WikiLeaks Assange condemns 'show trial' of US soldier

LONDON (AFP) - WikiLeaks founder Julian Assange on Tuesday condemned the "show trial" of Bradley Manning, the US soldier accused of helping Al-Qaeda by leaking a hoard of secret files to the whistleblowing website.

In a statement posted on the WikiLeaks site, Assange said the court martial which began near Washington on Monday did not represent justice for the 25-year-old army private.

"This is not justice; never could this be justice. The verdict was ordained long ago," he wrote.

"Its function is not to determine questions such as guilt or innocence, or truth or falsehood.

"It is a public relations exercise, designed to provide the government with an alibi for posterity. It is a show of wasteful vengeance; a theatrical warning to people of conscience."

Assange is currently holed up at the Ecuadorian embassy in London after taking refuge in June last year to escape extradition to Sweden, where he faces allegations of sexual assault.

He claims the allegations are politically motivated and linked to the release by WikiLeaks of the classified documents allegedly leaked by Manning, which caused huge embarrassment to the US government.

Assange condemned the "abuse" of Manning, who he described as "the most prominent political prisoner in modern US history".

The soldier's lawyers have successfully argued that he has been subjected to unduly harsh detention methods since his arrest while serving in Iraq in 2010.
━━━━━━━━━━━━━━━━━━━━━━━━━━━━━━
Carry on the news report about Julian Assange's condemnation of the Bradley Manning trial from its last sentence. The listing has no connection to the news report on Julian Assange.
━━━━━━━━━━━━━━━━━━━━━━━━━━━━━━
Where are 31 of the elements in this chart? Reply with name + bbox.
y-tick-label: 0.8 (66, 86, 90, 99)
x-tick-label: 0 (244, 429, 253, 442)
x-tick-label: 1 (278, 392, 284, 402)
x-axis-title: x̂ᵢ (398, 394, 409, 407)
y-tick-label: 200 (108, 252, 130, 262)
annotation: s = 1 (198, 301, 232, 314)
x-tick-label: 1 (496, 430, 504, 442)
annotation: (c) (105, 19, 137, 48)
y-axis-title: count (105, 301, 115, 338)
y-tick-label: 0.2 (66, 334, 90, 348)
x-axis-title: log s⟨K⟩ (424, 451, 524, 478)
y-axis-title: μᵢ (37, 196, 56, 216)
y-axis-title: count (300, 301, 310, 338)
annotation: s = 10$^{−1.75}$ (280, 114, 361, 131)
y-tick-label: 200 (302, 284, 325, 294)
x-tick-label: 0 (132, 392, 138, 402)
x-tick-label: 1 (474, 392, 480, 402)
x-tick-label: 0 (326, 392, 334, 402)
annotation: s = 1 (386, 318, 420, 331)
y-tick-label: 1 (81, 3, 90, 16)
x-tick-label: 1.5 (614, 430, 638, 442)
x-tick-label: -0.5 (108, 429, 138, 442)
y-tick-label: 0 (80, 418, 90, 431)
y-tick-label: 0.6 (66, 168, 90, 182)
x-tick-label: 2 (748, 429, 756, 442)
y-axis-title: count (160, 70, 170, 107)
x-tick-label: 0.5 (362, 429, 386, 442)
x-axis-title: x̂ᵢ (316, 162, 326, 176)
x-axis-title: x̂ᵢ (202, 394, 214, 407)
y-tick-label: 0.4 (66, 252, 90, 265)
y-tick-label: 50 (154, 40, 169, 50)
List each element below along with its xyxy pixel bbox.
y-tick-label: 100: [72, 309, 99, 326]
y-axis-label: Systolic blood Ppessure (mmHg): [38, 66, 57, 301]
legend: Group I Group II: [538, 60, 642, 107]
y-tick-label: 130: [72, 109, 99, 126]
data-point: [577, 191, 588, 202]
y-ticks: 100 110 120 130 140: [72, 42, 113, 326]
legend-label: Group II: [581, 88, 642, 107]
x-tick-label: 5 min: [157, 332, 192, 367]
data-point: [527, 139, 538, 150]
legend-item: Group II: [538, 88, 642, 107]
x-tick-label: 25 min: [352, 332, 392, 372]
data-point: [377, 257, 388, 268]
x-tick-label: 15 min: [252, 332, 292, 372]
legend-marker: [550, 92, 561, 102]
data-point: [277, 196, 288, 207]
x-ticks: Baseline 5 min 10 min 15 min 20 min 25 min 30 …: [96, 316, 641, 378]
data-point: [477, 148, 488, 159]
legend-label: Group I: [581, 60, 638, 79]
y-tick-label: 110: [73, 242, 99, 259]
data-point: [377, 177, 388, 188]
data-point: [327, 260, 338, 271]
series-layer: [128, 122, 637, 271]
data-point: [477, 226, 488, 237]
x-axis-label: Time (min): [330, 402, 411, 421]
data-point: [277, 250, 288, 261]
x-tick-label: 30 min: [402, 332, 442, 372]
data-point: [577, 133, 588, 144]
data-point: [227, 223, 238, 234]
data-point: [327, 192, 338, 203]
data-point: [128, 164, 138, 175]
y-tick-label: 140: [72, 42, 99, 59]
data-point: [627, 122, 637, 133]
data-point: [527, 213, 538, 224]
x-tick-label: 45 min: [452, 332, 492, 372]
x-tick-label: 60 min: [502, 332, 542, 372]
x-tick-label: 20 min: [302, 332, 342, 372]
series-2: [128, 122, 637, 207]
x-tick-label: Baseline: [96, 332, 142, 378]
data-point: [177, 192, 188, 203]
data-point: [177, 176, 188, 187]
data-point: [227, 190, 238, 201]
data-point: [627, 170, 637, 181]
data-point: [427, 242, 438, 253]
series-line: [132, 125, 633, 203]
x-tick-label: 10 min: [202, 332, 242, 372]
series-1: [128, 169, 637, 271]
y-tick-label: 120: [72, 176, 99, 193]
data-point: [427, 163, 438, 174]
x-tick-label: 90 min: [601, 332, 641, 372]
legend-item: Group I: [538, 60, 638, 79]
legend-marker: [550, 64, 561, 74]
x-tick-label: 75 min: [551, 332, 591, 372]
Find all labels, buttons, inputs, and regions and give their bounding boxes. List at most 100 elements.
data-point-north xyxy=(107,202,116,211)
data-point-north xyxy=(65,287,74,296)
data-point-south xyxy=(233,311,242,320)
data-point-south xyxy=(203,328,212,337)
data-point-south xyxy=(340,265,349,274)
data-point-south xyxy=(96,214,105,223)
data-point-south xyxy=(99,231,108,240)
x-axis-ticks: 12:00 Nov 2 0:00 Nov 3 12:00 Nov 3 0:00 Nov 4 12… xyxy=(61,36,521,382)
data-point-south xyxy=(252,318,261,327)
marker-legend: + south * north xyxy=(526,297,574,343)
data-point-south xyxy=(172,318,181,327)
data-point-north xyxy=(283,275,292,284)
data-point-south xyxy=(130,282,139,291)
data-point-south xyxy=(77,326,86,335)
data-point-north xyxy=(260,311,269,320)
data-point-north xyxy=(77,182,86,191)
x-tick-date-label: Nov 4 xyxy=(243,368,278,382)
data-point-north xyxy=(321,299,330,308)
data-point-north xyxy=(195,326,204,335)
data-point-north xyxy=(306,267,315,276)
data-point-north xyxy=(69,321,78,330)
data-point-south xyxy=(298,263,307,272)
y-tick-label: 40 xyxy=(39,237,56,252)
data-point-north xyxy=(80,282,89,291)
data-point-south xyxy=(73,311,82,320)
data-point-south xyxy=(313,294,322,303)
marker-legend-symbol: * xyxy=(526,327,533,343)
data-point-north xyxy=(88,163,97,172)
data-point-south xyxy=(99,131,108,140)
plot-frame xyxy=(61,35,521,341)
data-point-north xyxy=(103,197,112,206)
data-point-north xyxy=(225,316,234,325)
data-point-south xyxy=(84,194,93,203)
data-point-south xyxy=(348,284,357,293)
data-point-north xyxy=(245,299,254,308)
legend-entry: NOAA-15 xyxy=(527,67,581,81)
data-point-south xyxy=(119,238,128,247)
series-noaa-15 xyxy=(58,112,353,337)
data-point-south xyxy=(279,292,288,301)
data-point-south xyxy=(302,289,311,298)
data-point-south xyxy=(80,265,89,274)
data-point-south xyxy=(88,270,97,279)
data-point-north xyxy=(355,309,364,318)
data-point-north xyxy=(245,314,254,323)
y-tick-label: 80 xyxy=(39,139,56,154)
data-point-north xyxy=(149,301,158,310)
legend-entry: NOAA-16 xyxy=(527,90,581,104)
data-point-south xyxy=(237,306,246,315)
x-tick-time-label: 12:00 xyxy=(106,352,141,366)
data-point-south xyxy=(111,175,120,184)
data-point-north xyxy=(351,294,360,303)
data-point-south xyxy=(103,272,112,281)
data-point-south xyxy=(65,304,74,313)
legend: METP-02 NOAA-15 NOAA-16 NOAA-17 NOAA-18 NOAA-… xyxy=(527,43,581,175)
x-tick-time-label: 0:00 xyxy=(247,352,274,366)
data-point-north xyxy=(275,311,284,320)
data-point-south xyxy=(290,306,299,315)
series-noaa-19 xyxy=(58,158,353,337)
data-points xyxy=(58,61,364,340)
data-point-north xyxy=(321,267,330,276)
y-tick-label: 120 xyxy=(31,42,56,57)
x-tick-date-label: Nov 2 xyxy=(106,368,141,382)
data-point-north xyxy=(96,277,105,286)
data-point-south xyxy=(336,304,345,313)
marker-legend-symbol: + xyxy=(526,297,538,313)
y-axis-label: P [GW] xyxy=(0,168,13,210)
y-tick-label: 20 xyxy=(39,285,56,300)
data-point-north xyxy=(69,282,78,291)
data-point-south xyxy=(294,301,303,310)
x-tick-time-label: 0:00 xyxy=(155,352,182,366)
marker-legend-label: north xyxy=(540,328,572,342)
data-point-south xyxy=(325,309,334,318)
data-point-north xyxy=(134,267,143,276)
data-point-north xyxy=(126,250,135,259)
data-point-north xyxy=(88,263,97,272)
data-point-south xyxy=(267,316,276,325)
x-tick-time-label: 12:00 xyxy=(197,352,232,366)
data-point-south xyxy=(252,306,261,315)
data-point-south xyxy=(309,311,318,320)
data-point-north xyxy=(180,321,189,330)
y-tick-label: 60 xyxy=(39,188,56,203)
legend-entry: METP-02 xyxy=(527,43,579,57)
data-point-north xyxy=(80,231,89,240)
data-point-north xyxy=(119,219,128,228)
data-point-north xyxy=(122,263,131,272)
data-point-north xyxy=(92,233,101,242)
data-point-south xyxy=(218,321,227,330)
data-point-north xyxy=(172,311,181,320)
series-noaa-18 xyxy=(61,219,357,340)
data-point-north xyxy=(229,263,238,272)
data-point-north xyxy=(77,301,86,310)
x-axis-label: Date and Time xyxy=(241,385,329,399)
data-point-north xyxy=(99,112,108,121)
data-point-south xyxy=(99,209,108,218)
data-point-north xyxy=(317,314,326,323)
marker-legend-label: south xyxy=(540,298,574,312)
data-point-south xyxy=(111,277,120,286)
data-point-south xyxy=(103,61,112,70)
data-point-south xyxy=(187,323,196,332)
━━━━━━━━━━━━━━━━━━━━━━━━━━━━━━
Response for this exercise
"Against all of this, it would be tempting to look on the eventual commencement of his trial as a mercy. But that is hard to do," Assange wrote.

The Australian former computer hacker said the pre-trial hearings had "comprehensively eliminated any meaningful uncertainty, inflicting pre-emptive bans on every defence argument that had any chance of success".

"It is fair to call what is happening to Bradley Manning a 'show trial'." Manning has pleaded guilty to several offences but denies the most serious charge - that he knowingly aided the enemy, chiefly Al-Qaeda and late terror chief Osama bin Laden.

Assange said the documents leak to Wikileaks was "the single most important disclosure of subjugated history, ever".

"Bradley Manning is accused of being a whistleblower, a good man, who cared for others and who followed higher orders," he said. "But that is not the language the prosecution uses."